> Study text
■ ■ ■ ■ ■
Polymerization of monomers containing chlorine by the action of organic transition metal compounds

Abstract

A study was made of polymerization of chloroprene, 2,3-dichlorobutadiene and vinylchloride by the action of organometallic compounds of titanium, nickel, chromium and vanadium with a σ- or π-allyl bond of metal-carbon. Polymerization of chloroprene and vinylchloride was carried out in aromatic, aliphatic and chlorinated hydrocarbons. It was established that polymerization of chloroprene takes place at the highest rate in aromatic hydrocarbons, process rate increasing on transition from benzen to toluence and even to o-xylene. It was found that polymerization of vinyl chloride by the action of tetrabenzyl titanium takes place in methylene chloride forming an amorphous polymer. It was found that independent of the type of organometallic initiator, the polychloroprene formed has a 1,4- trans-structure. A study of the consumption of benzyl groups at the titanium atom during polymerization of chloroprene by the action of tetrabenzyl titanium shows that in contrast to polymerization of butadiene, all titanium-benzyl bonds of the initial organic titanium compound take part in initiation. It was established that the activity of π-alkenyl nickel halides during polymerization of chloroprene is independent of the type of halide in the organic nickel compound. Relative activities of monomers containing chlorine during polymerization with dienes and olefins confirm the coordination mechanism of polymerization.
■ ■ ■ ■ ■
[Page segmentation data]
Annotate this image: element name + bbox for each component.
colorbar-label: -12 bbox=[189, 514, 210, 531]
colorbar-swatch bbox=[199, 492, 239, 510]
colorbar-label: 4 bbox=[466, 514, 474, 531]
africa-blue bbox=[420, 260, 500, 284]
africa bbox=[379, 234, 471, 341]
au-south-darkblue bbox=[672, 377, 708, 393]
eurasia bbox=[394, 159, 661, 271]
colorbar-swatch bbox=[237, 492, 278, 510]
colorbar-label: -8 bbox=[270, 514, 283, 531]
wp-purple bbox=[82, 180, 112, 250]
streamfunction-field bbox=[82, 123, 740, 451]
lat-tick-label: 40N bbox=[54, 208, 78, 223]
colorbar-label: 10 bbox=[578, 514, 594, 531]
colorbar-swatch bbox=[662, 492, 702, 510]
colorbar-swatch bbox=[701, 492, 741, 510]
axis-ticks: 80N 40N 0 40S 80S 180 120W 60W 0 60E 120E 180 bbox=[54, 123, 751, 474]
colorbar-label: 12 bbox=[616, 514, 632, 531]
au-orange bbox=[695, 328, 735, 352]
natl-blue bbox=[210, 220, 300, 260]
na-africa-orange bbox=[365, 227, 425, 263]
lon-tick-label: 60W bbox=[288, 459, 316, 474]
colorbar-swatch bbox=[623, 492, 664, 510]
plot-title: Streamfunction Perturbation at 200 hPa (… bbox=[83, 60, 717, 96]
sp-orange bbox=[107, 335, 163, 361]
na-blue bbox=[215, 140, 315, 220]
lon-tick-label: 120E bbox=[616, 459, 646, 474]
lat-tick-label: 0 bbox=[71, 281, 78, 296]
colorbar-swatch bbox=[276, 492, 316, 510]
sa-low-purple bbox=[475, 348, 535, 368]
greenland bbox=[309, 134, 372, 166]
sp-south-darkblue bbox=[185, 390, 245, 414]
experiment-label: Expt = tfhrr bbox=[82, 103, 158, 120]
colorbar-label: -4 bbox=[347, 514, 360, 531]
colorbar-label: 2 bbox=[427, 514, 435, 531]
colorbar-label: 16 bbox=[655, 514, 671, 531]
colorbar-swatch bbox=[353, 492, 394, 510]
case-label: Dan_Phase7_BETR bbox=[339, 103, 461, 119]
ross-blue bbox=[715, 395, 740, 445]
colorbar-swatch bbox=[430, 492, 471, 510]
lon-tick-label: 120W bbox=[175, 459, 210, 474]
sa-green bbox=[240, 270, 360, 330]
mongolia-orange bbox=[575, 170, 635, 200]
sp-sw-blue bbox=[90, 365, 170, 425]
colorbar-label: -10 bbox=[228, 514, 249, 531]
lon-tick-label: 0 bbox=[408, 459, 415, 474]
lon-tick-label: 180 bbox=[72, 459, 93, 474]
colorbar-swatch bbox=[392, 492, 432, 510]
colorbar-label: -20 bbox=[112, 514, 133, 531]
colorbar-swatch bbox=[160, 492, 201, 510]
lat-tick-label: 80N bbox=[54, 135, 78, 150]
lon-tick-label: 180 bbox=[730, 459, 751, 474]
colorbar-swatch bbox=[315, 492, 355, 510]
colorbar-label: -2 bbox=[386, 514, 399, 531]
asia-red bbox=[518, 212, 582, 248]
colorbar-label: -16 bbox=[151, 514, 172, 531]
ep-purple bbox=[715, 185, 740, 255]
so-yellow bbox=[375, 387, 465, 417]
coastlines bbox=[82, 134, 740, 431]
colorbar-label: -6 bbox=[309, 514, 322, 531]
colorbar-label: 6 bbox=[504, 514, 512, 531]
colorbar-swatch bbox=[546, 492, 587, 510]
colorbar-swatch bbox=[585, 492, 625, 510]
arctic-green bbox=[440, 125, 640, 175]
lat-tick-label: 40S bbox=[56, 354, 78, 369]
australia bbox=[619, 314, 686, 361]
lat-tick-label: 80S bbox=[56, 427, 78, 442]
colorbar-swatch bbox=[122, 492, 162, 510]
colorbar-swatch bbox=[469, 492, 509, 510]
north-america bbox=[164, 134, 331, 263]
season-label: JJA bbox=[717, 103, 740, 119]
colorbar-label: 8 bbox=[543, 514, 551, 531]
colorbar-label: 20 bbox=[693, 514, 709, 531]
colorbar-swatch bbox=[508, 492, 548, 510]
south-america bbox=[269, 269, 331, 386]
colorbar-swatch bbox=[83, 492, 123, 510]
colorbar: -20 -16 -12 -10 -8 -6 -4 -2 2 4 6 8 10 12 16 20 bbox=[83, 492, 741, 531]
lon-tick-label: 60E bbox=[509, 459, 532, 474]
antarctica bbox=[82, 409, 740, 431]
■ ■ ■ ■ ■
> About this exercise
Copy out the polymerization abstract in full, word for word.

> Solved exercise
Polymerization of monomers containing chlorine by the action of organic transition metal compounds

Abstract

A study was made of polymerization of chloroprene, 2,3-dichlorobutadiene and vinylchloride by the action of organometallic compounds of titanium, nickel, chromium and vanadium with a σ- or π-allyl bond of metal-carbon. Polymerization of chloroprene and vinylchloride was carried out in aromatic, aliphatic and chlorinated hydrocarbons. It was established that polymerization of chloroprene takes place at the highest rate in aromatic hydrocarbons, process rate increasing on transition from benzen to toluence and even to o-xylene. It was found that polymerization of vinyl chloride by the action of tetrabenzyl titanium takes place in methylene chloride forming an amorphous polymer. It was found that independent of the type of organometallic initiator, the polychloroprene formed has a 1,4- trans-structure. A study of the consumption of benzyl groups at the titanium atom during polymerization of chloroprene by the action of tetrabenzyl titanium shows that in contrast to polymerization of butadiene, all titanium-benzyl bonds of the initial organic titanium compound take part in initiation. It was established that the activity of π-alkenyl nickel halides during polymerization of chloroprene is independent of the type of halide in the organic nickel compound. Relative activities of monomers containing chlorine during polymerization with dienes and olefins confirm the coordination mechanism of polymerization.